[Stated exercise]: Where a line contains the word "likes", copy that line.

[Raw records]:
--- --- ---

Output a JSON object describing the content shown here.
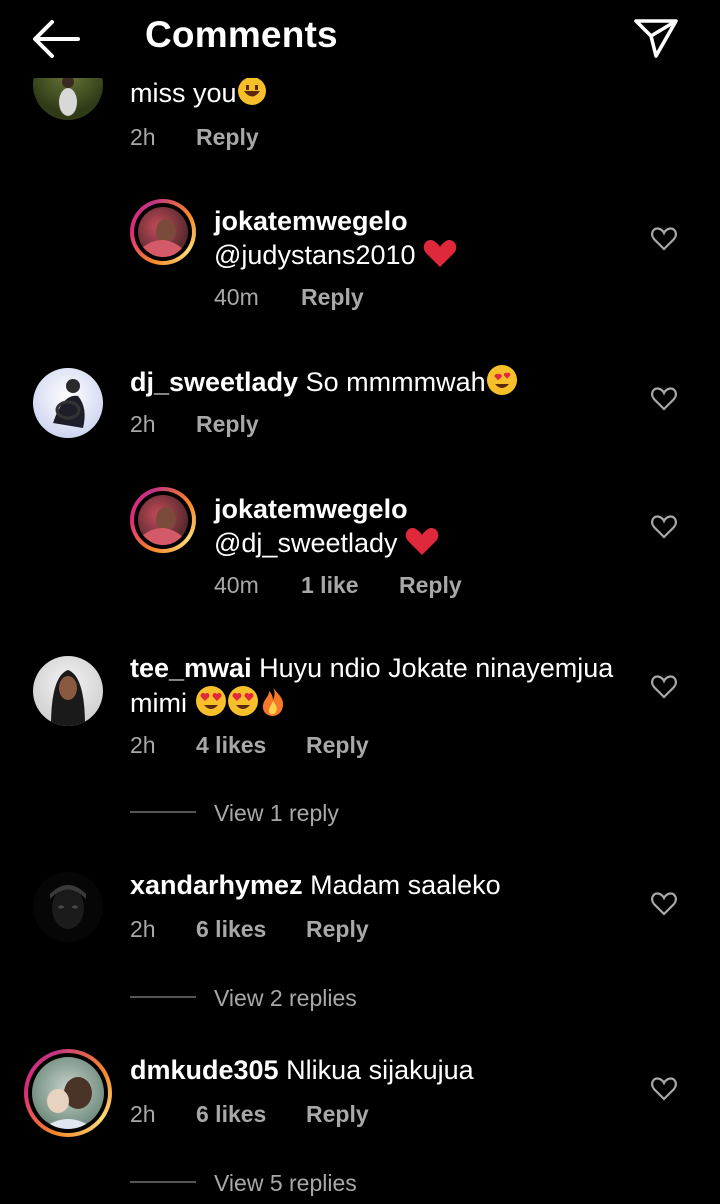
{
  "header": {
    "title": "Comments"
  },
  "partial_comment": {
    "text": "miss you",
    "time": "2h",
    "reply": "Reply"
  },
  "comments": [
    {
      "user": "jokatemwegelo",
      "text": "@judystans2010",
      "time": "40m",
      "reply": "Reply"
    },
    {
      "user": "dj_sweetlady",
      "text": "So mmmmwah",
      "time": "2h",
      "reply": "Reply"
    },
    {
      "user": "jokatemwegelo",
      "text": "@dj_sweetlady",
      "time": "40m",
      "likes": "1 like",
      "reply": "Reply"
    },
    {
      "user": "tee_mwai",
      "text": "Huyu ndio Jokate ninayemjua",
      "text2": "mimi",
      "time": "2h",
      "likes": "4 likes",
      "reply": "Reply",
      "view_replies": "View 1 reply"
    },
    {
      "user": "xandarhymez",
      "text": "Madam saaleko",
      "time": "2h",
      "likes": "6 likes",
      "reply": "Reply",
      "view_replies": "View 2 replies"
    },
    {
      "user": "dmkude305",
      "text": "Nlikua sijakujua",
      "time": "2h",
      "likes": "6 likes",
      "reply": "Reply",
      "view_replies": "View 5 replies"
    }
  ],
  "icons": {
    "back": "arrow-left-icon",
    "send": "paper-plane-icon",
    "like": "heart-outline-icon"
  },
  "colors": {
    "background": "#000000",
    "text": "#ffffff",
    "muted": "#a8a8a8",
    "heart_red": "#e0283c"
  }
}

--- --- ---

[Final result]:
      "likes": "1 like",
      "likes": "4 likes",
      "likes": "6 likes",
      "likes": "6 likes",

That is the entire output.